**What the task asks:**
Under this task are some entries; return every one of them exactly.

**Exercise inputs:**
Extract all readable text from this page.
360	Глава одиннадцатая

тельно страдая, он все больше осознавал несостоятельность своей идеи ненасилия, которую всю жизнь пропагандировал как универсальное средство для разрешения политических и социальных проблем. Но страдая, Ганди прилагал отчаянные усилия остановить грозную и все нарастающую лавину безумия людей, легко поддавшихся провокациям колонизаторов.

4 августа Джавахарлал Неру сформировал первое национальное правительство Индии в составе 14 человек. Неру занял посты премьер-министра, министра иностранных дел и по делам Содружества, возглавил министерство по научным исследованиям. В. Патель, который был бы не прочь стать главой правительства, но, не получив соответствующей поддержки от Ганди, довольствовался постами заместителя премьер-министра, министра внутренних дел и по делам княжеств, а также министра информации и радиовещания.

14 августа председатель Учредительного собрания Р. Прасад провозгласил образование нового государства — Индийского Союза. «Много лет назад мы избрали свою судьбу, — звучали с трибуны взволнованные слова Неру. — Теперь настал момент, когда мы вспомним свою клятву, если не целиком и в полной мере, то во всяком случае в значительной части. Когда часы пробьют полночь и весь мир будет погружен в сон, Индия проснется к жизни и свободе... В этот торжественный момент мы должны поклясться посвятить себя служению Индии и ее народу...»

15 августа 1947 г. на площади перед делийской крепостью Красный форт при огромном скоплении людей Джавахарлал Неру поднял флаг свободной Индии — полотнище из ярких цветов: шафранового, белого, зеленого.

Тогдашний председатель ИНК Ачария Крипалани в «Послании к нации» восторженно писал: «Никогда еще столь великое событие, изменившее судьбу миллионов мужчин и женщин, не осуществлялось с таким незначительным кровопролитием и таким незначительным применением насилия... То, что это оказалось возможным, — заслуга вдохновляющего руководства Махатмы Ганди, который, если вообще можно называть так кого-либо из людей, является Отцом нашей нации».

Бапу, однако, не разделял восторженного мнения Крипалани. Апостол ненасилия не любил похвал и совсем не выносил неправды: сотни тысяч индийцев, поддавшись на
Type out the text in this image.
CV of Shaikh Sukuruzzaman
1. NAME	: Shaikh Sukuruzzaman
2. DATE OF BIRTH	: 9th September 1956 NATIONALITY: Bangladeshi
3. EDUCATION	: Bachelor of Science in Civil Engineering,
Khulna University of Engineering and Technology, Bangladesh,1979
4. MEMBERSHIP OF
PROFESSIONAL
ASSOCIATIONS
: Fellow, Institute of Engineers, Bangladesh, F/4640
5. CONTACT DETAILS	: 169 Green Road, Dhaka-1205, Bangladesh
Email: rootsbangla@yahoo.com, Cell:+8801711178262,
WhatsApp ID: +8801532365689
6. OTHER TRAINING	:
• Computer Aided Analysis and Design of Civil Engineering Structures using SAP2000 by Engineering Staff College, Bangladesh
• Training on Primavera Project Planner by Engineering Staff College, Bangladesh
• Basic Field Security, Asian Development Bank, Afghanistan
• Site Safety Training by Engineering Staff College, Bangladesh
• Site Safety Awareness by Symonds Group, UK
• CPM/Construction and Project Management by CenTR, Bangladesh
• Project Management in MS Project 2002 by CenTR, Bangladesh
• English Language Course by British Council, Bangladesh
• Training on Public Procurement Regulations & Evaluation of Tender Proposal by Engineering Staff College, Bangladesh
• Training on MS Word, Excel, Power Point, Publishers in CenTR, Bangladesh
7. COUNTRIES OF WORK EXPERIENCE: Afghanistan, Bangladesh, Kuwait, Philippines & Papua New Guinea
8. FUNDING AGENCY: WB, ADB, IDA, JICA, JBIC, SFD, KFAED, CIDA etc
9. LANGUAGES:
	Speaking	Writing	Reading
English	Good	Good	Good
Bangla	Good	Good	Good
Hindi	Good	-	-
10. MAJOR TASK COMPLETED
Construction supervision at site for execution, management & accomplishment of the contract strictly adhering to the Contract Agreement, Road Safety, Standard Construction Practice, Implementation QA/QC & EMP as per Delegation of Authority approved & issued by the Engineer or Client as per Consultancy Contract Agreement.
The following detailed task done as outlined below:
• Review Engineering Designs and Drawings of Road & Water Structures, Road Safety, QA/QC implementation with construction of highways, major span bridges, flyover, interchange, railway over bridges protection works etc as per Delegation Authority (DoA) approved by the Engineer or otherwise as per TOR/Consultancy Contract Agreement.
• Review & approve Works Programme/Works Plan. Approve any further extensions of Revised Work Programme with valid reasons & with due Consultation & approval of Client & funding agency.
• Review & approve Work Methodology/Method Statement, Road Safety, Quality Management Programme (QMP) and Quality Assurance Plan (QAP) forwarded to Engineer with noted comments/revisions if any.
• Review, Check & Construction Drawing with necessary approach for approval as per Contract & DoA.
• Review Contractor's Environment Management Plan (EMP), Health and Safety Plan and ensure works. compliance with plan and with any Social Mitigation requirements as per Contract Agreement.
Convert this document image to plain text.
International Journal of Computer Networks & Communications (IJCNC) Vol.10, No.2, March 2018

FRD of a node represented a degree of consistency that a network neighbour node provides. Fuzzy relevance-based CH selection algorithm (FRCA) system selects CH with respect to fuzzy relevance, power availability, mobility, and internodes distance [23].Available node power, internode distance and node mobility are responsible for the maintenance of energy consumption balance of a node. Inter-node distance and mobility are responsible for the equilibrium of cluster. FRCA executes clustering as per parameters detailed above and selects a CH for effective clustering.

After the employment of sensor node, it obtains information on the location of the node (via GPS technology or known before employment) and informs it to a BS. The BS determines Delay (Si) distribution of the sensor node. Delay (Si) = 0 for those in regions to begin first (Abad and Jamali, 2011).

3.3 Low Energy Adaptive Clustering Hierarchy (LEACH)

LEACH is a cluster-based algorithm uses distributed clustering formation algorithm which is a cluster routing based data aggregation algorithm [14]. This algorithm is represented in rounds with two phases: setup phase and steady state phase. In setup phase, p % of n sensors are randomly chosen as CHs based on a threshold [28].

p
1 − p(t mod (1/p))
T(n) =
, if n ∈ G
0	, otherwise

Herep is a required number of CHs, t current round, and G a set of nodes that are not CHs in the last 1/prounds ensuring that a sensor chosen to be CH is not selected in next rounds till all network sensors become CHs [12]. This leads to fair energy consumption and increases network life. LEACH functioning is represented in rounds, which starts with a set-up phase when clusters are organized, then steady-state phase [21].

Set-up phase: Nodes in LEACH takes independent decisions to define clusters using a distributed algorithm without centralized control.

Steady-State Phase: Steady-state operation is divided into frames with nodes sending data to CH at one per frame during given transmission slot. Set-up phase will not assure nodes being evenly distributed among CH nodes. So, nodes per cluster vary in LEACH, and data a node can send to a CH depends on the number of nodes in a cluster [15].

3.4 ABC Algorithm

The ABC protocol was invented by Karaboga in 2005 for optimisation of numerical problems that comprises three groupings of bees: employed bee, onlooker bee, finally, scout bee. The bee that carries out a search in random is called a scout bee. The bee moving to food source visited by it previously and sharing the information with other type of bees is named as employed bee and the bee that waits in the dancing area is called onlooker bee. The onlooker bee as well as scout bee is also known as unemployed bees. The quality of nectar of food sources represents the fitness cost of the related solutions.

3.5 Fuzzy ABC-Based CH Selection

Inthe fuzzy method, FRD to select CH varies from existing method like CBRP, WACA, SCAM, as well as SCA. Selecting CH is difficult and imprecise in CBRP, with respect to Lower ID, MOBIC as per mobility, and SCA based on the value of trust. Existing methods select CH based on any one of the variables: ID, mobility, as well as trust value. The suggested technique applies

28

**Full output:**
Extract all readable text from this page.
360	Глава одиннадцатая

тельно страдая, он все больше осознавал несостоятельность своей идеи ненасилия, которую всю жизнь пропагандировал как универсальное средство для разрешения политических и социальных проблем. Но страдая, Ганди прилагал отчаянные усилия остановить грозную и все нарастающую лавину безумия людей, легко поддавшихся провокациям колонизаторов.

4 августа Джавахарлал Неру сформировал первое национальное правительство Индии в составе 14 человек. Неру занял посты премьер-министра, министра иностранных дел и по делам Содружества, возглавил министерство по научным исследованиям. В. Патель, который был бы не прочь стать главой правительства, но, не получив соответствующей поддержки от Ганди, довольствовался постами заместителя премьер-министра, министра внутренних дел и по делам княжеств, а также министра информации и радиовещания.

14 августа председатель Учредительного собрания Р. Прасад провозгласил образование нового государства — Индийского Союза. «Много лет назад мы избрали свою судьбу, — звучали с трибуны взволнованные слова Неру. — Теперь настал момент, когда мы вспомним свою клятву, если не целиком и в полной мере, то во всяком случае в значительной части. Когда часы пробьют полночь и весь мир будет погружен в сон, Индия проснется к жизни и свободе... В этот торжественный момент мы должны поклясться посвятить себя служению Индии и ее народу...»

15 августа 1947 г. на площади перед делийской крепостью Красный форт при огромном скоплении людей Джавахарлал Неру поднял флаг свободной Индии — полотнище из ярких цветов: шафранового, белого, зеленого.

Тогдашний председатель ИНК Ачария Крипалани в «Послании к нации» восторженно писал: «Никогда еще столь великое событие, изменившее судьбу миллионов мужчин и женщин, не осуществлялось с таким незначительным кровопролитием и таким незначительным применением насилия... То, что это оказалось возможным, — заслуга вдохновляющего руководства Махатмы Ганди, который, если вообще можно называть так кого-либо из людей, является Отцом нашей нации».

Бапу, однако, не разделял восторженного мнения Крипалани. Апостол ненасилия не любил похвал и совсем не выносил неправды: сотни тысяч индийцев, поддавшись на
Type out the text in this image.
CV of Shaikh Sukuruzzaman
1. NAME	: Shaikh Sukuruzzaman
2. DATE OF BIRTH	: 9th September 1956 NATIONALITY: Bangladeshi
3. EDUCATION	: Bachelor of Science in Civil Engineering,
Khulna University of Engineering and Technology, Bangladesh,1979
4. MEMBERSHIP OF
PROFESSIONAL
ASSOCIATIONS
: Fellow, Institute of Engineers, Bangladesh, F/4640
5. CONTACT DETAILS	: 169 Green Road, Dhaka-1205, Bangladesh
Email: rootsbangla@yahoo.com, Cell:+8801711178262,
WhatsApp ID: +8801532365689
6. OTHER TRAINING	:
• Computer Aided Analysis and Design of Civil Engineering Structures using SAP2000 by Engineering Staff College, Bangladesh
• Training on Primavera Project Planner by Engineering Staff College, Bangladesh
• Basic Field Security, Asian Development Bank, Afghanistan
• Site Safety Training by Engineering Staff College, Bangladesh
• Site Safety Awareness by Symonds Group, UK
• CPM/Construction and Project Management by CenTR, Bangladesh
• Project Management in MS Project 2002 by CenTR, Bangladesh
• English Language Course by British Council, Bangladesh
• Training on Public Procurement Regulations & Evaluation of Tender Proposal by Engineering Staff College, Bangladesh
• Training on MS Word, Excel, Power Point, Publishers in CenTR, Bangladesh
7. COUNTRIES OF WORK EXPERIENCE: Afghanistan, Bangladesh, Kuwait, Philippines & Papua New Guinea
8. FUNDING AGENCY: WB, ADB, IDA, JICA, JBIC, SFD, KFAED, CIDA etc
9. LANGUAGES:
	Speaking	Writing	Reading
English	Good	Good	Good
Bangla	Good	Good	Good
Hindi	Good	-	-
10. MAJOR TASK COMPLETED
Construction supervision at site for execution, management & accomplishment of the contract strictly adhering to the Contract Agreement, Road Safety, Standard Construction Practice, Implementation QA/QC & EMP as per Delegation of Authority approved & issued by the Engineer or Client as per Consultancy Contract Agreement.
The following detailed task done as outlined below:
• Review Engineering Designs and Drawings of Road & Water Structures, Road Safety, QA/QC implementation with construction of highways, major span bridges, flyover, interchange, railway over bridges protection works etc as per Delegation Authority (DoA) approved by the Engineer or otherwise as per TOR/Consultancy Contract Agreement.
• Review & approve Works Programme/Works Plan. Approve any further extensions of Revised Work Programme with valid reasons & with due Consultation & approval of Client & funding agency.
• Review & approve Work Methodology/Method Statement, Road Safety, Quality Management Programme (QMP) and Quality Assurance Plan (QAP) forwarded to Engineer with noted comments/revisions if any.
• Review, Check & Construction Drawing with necessary approach for approval as per Contract & DoA.
• Review Contractor's Environment Management Plan (EMP), Health and Safety Plan and ensure works. compliance with plan and with any Social Mitigation requirements as per Contract Agreement.
Convert this document image to plain text.
International Journal of Computer Networks & Communications (IJCNC) Vol.10, No.2, March 2018

FRD of a node represented a degree of consistency that a network neighbour node provides. Fuzzy relevance-based CH selection algorithm (FRCA) system selects CH with respect to fuzzy relevance, power availability, mobility, and internodes distance [23].Available node power, internode distance and node mobility are responsible for the maintenance of energy consumption balance of a node. Inter-node distance and mobility are responsible for the equilibrium of cluster. FRCA executes clustering as per parameters detailed above and selects a CH for effective clustering.

After the employment of sensor node, it obtains information on the location of the node (via GPS technology or known before employment) and informs it to a BS. The BS determines Delay (Si) distribution of the sensor node. Delay (Si) = 0 for those in regions to begin first (Abad and Jamali, 2011).

3.3 Low Energy Adaptive Clustering Hierarchy (LEACH)

LEACH is a cluster-based algorithm uses distributed clustering formation algorithm which is a cluster routing based data aggregation algorithm [14]. This algorithm is represented in rounds with two phases: setup phase and steady state phase. In setup phase, p % of n sensors are randomly chosen as CHs based on a threshold [28].

p
1 − p(t mod (1/p))
T(n) =
, if n ∈ G
0	, otherwise

Herep is a required number of CHs, t current round, and G a set of nodes that are not CHs in the last 1/prounds ensuring that a sensor chosen to be CH is not selected in next rounds till all network sensors become CHs [12]. This leads to fair energy consumption and increases network life. LEACH functioning is represented in rounds, which starts with a set-up phase when clusters are organized, then steady-state phase [21].

Set-up phase: Nodes in LEACH takes independent decisions to define clusters using a distributed algorithm without centralized control.

Steady-State Phase: Steady-state operation is divided into frames with nodes sending data to CH at one per frame during given transmission slot. Set-up phase will not assure nodes being evenly distributed among CH nodes. So, nodes per cluster vary in LEACH, and data a node can send to a CH depends on the number of nodes in a cluster [15].

3.4 ABC Algorithm

The ABC protocol was invented by Karaboga in 2005 for optimisation of numerical problems that comprises three groupings of bees: employed bee, onlooker bee, finally, scout bee. The bee that carries out a search in random is called a scout bee. The bee moving to food source visited by it previously and sharing the information with other type of bees is named as employed bee and the bee that waits in the dancing area is called onlooker bee. The onlooker bee as well as scout bee is also known as unemployed bees. The quality of nectar of food sources represents the fitness cost of the related solutions.

3.5 Fuzzy ABC-Based CH Selection

Inthe fuzzy method, FRD to select CH varies from existing method like CBRP, WACA, SCAM, as well as SCA. Selecting CH is difficult and imprecise in CBRP, with respect to Lower ID, MOBIC as per mobility, and SCA based on the value of trust. Existing methods select CH based on any one of the variables: ID, mobility, as well as trust value. The suggested technique applies

28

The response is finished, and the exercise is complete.